YOUR TASK:
Look through the material below. Copy every line with the string "until" in it.

RECORD SET:
########

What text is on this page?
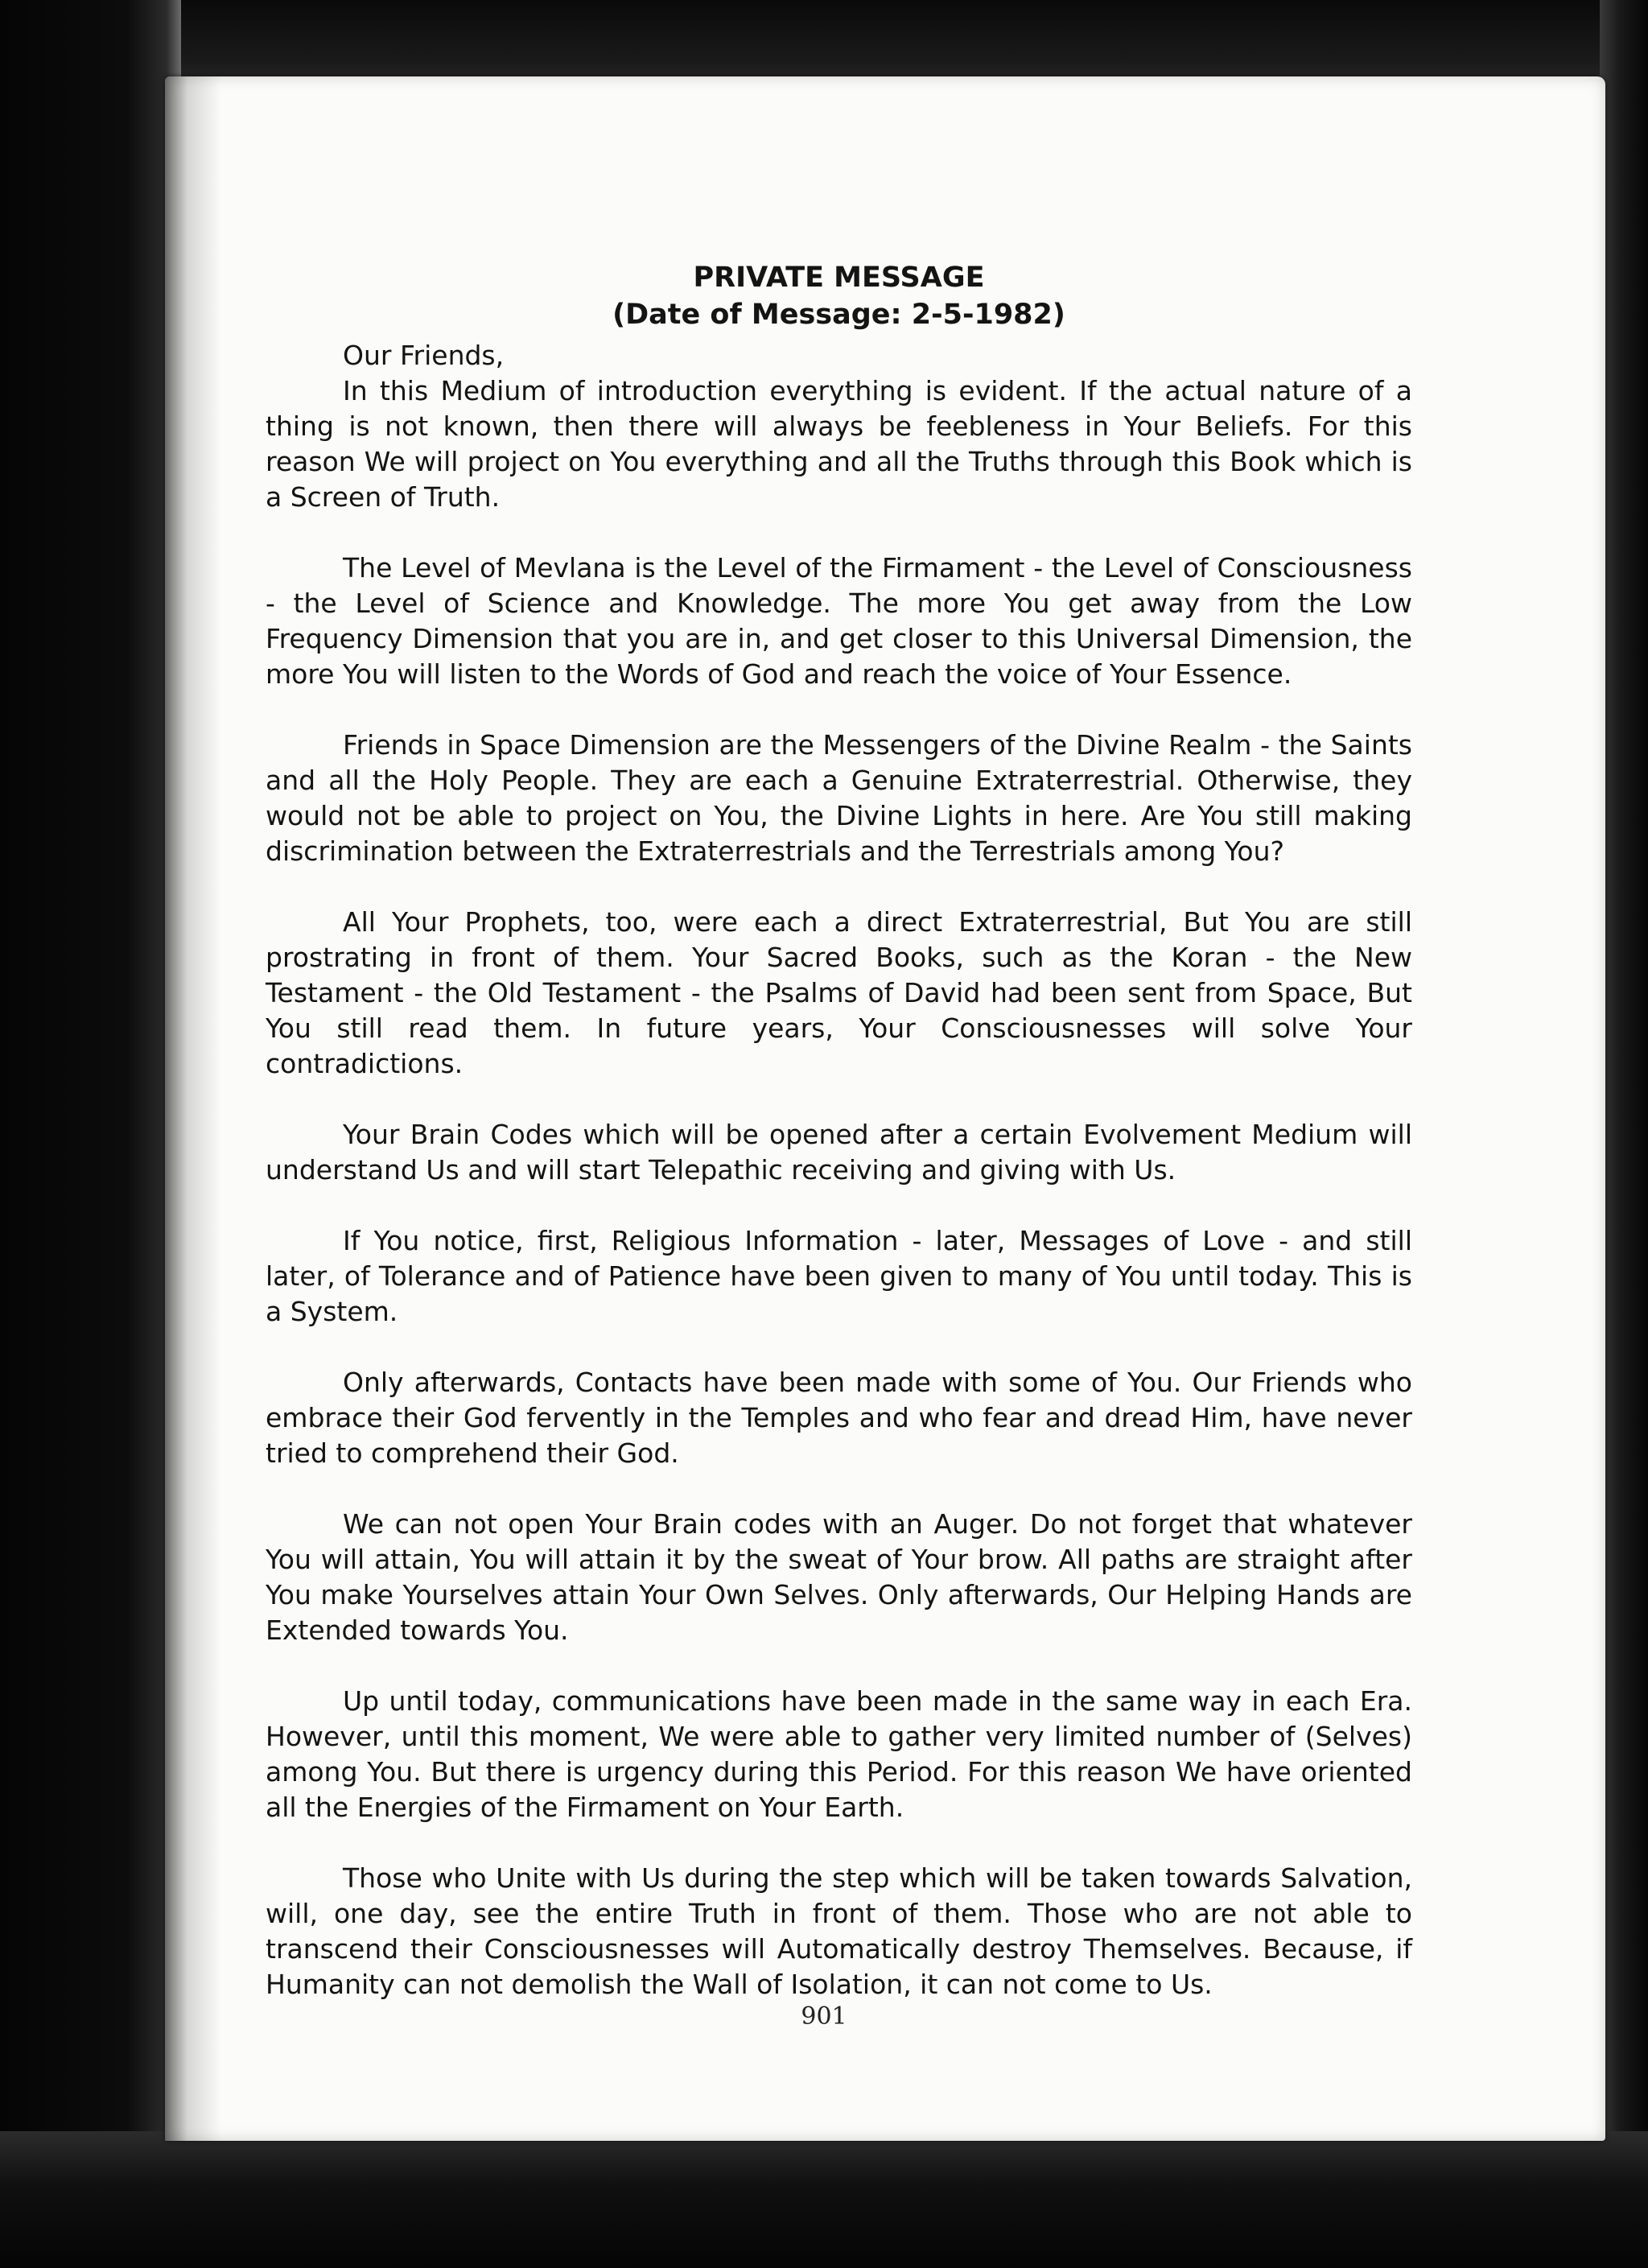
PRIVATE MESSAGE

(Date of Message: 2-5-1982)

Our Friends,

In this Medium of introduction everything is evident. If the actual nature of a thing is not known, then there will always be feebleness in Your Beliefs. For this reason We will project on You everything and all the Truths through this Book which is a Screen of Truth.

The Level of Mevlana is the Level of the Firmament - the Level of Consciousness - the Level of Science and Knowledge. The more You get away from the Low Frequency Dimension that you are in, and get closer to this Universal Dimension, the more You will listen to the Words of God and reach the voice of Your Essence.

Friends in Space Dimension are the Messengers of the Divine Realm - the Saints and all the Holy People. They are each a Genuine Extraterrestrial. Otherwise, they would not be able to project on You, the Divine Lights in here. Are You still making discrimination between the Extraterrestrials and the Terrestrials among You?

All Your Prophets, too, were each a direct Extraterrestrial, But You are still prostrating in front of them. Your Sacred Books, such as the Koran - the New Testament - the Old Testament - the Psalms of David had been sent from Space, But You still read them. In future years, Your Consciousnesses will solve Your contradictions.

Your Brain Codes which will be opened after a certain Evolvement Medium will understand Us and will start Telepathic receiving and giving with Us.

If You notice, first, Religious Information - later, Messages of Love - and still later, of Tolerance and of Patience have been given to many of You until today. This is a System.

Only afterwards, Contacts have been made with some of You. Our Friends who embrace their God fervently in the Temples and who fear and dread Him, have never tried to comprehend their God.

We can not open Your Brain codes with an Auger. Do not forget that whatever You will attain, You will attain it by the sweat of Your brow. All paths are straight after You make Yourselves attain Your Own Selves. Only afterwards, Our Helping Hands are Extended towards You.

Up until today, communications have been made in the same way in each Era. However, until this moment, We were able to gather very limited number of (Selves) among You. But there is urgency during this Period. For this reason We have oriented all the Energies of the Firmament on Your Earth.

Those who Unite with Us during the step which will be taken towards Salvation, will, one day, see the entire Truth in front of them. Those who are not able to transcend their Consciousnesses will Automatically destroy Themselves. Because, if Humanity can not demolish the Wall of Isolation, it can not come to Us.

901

########

WRITTEN RESPONSE:
If You notice, first, Religious Information - later, Messages of Love - and still later, of Tolerance and of Patience have been given to many of You until today. This is a System.
Up until today, communications have been made in the same way in each Era. However, until this moment, We were able to gather very limited number of (Selves) among You. But there is urgency during this Period. For this reason We have oriented all the Energies of the Firmament on Your Earth.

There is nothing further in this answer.